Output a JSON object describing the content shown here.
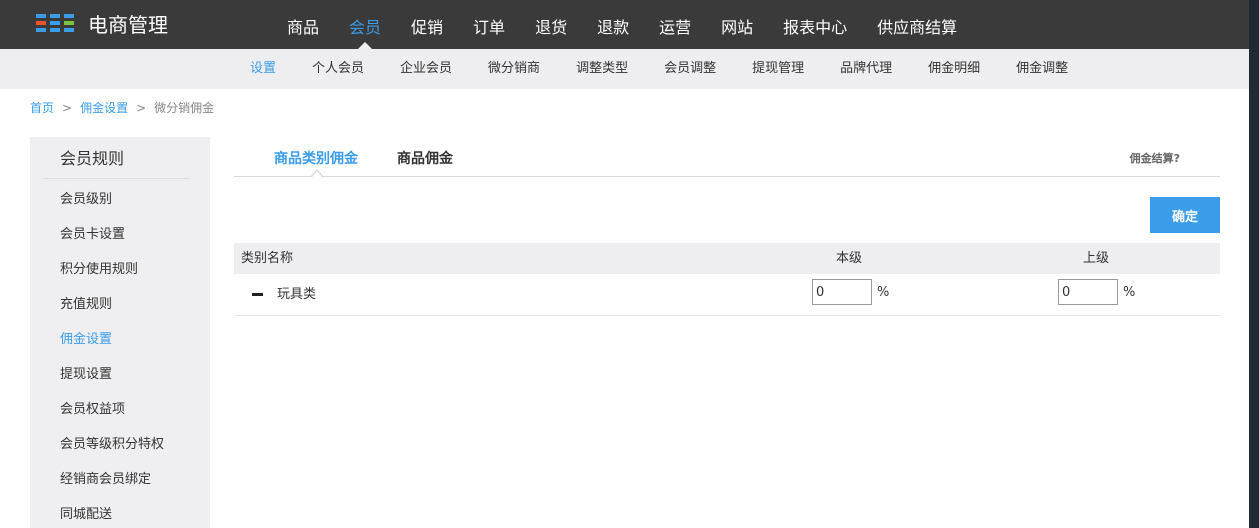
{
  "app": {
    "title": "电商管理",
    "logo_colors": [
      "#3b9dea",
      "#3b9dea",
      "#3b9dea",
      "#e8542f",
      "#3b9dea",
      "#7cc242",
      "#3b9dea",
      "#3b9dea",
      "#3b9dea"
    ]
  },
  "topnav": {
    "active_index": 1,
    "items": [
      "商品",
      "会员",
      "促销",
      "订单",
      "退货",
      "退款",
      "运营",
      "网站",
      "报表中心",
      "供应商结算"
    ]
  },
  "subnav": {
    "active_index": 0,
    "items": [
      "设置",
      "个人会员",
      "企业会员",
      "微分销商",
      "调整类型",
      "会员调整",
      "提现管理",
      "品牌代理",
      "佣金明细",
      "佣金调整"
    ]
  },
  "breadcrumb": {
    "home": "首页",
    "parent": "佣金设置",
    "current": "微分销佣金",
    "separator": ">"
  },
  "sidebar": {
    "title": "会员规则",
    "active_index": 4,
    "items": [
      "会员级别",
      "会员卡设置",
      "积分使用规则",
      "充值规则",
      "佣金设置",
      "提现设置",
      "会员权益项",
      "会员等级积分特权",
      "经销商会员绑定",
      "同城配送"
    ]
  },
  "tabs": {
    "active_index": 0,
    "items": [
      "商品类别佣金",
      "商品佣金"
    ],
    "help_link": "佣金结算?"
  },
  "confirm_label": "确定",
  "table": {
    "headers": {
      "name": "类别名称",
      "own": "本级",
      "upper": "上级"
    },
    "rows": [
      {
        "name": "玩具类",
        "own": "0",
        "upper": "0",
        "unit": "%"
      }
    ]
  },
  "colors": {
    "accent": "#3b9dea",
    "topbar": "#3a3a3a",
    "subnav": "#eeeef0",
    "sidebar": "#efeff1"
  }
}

* * *

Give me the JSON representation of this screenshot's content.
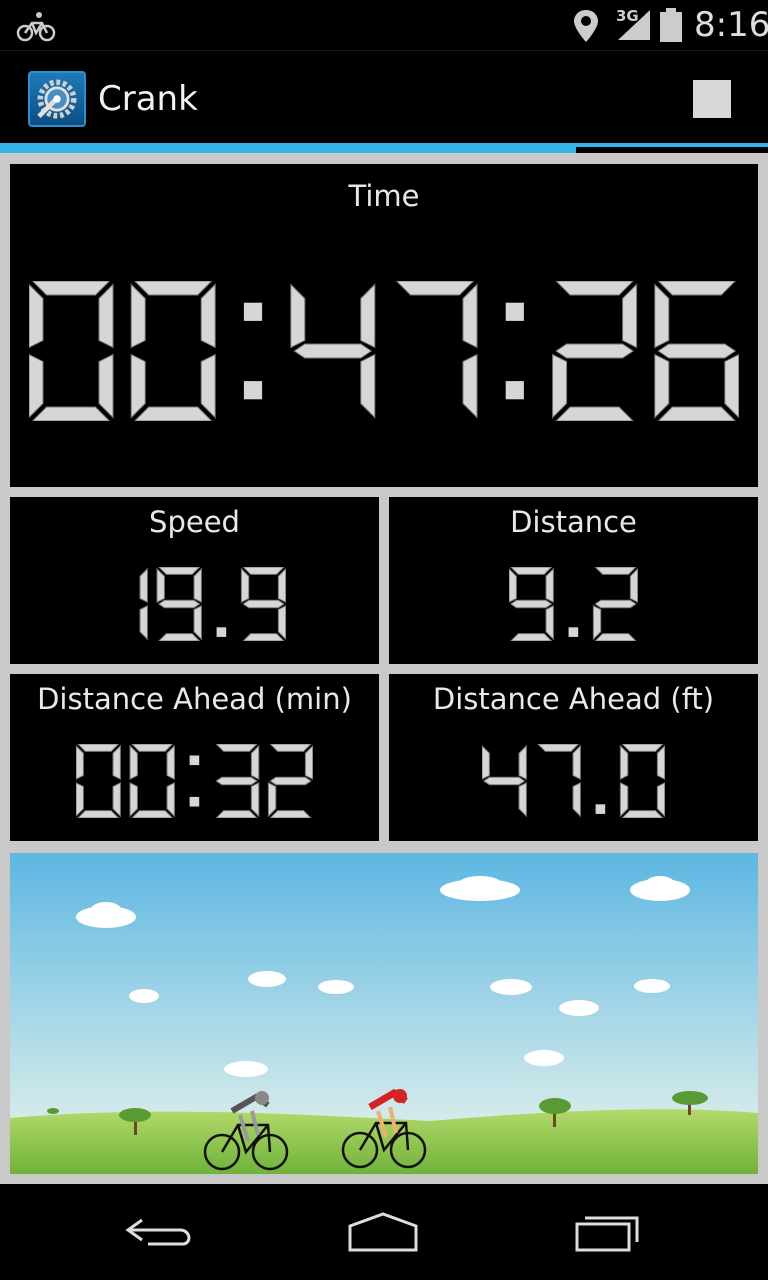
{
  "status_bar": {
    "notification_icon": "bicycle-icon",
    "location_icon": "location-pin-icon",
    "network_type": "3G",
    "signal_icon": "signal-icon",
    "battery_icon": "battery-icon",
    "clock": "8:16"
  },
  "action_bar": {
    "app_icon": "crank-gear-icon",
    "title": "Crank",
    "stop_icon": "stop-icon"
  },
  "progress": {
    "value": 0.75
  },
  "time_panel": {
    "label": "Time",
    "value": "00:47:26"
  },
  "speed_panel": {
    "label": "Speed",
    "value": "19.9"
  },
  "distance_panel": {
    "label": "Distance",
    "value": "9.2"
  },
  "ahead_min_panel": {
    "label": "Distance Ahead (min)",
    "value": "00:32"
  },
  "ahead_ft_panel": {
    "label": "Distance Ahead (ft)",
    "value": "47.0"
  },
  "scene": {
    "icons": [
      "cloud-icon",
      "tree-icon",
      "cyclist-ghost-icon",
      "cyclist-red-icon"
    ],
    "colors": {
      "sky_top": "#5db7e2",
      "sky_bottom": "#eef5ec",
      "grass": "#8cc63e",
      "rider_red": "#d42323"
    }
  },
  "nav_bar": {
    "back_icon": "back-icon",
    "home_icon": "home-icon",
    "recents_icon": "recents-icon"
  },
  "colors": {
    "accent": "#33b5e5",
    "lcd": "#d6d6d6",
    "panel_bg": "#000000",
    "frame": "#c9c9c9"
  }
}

→ Prompt:
Track down every line holding the string "cyclist" and copy it.

→ The answer:
      "cyclist-ghost-icon",
      "cyclist-red-icon"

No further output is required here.